**Given exercise**
Take the records underneath and set them down exactly.

**Collection entries**
####

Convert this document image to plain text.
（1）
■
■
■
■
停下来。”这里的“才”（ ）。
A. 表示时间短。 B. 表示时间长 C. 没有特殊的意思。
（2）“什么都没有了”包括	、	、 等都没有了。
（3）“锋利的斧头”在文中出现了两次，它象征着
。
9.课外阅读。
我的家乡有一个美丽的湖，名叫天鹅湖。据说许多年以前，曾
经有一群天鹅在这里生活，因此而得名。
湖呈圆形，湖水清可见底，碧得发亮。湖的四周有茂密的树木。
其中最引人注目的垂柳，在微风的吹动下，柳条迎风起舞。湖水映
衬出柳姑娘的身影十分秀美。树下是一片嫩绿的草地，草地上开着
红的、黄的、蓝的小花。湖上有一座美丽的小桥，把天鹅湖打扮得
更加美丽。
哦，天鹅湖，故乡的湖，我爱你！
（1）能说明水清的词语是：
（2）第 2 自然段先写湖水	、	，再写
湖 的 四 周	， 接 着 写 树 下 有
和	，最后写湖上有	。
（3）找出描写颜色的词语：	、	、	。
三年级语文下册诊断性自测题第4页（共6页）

####

**Solution below**
Convert this document image to plain text.
（1）
■
■
■
■
停下来。”这里的“才”（ ）。
A. 表示时间短。 B. 表示时间长 C. 没有特殊的意思。
（2）“什么都没有了”包括	、	、 等都没有了。
（3）“锋利的斧头”在文中出现了两次，它象征着
。
9.课外阅读。
我的家乡有一个美丽的湖，名叫天鹅湖。据说许多年以前，曾
经有一群天鹅在这里生活，因此而得名。
湖呈圆形，湖水清可见底，碧得发亮。湖的四周有茂密的树木。
其中最引人注目的垂柳，在微风的吹动下，柳条迎风起舞。湖水映
衬出柳姑娘的身影十分秀美。树下是一片嫩绿的草地，草地上开着
红的、黄的、蓝的小花。湖上有一座美丽的小桥，把天鹅湖打扮得
更加美丽。
哦，天鹅湖，故乡的湖，我爱你！
（1）能说明水清的词语是：
（2）第 2 自然段先写湖水	、	，再写
湖 的 四 周	， 接 着 写 树 下 有
和	，最后写湖上有	。
（3）找出描写颜色的词语：	、	、	。
三年级语文下册诊断性自测题第4页（共6页）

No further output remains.